* [Recorded data]
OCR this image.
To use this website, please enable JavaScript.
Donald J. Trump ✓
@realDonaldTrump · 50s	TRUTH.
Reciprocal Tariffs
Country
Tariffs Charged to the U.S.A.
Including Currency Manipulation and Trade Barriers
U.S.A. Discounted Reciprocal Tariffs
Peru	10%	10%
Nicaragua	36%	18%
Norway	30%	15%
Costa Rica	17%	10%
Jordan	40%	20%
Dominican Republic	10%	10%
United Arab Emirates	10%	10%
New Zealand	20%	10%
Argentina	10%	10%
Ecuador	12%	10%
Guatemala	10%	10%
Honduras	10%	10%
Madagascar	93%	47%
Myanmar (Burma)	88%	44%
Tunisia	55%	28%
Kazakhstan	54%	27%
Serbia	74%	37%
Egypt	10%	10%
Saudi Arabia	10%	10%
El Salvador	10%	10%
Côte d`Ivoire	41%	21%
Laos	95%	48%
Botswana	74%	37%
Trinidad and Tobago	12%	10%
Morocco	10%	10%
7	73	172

* [GIVEN EXERCISE]
Generate an exact reproduction of all entries.

* [TASK OUTPUT]
OCR this image.
To use this website, please enable JavaScript.
Donald J. Trump ✓
@realDonaldTrump · 50s	TRUTH.
Reciprocal Tariffs
Country
Tariffs Charged to the U.S.A.
Including Currency Manipulation and Trade Barriers
U.S.A. Discounted Reciprocal Tariffs
Peru	10%	10%
Nicaragua	36%	18%
Norway	30%	15%
Costa Rica	17%	10%
Jordan	40%	20%
Dominican Republic	10%	10%
United Arab Emirates	10%	10%
New Zealand	20%	10%
Argentina	10%	10%
Ecuador	12%	10%
Guatemala	10%	10%
Honduras	10%	10%
Madagascar	93%	47%
Myanmar (Burma)	88%	44%
Tunisia	55%	28%
Kazakhstan	54%	27%
Serbia	74%	37%
Egypt	10%	10%
Saudi Arabia	10%	10%
El Salvador	10%	10%
Côte d`Ivoire	41%	21%
Laos	95%	48%
Botswana	74%	37%
Trinidad and Tobago	12%	10%
Morocco	10%	10%
7	73	172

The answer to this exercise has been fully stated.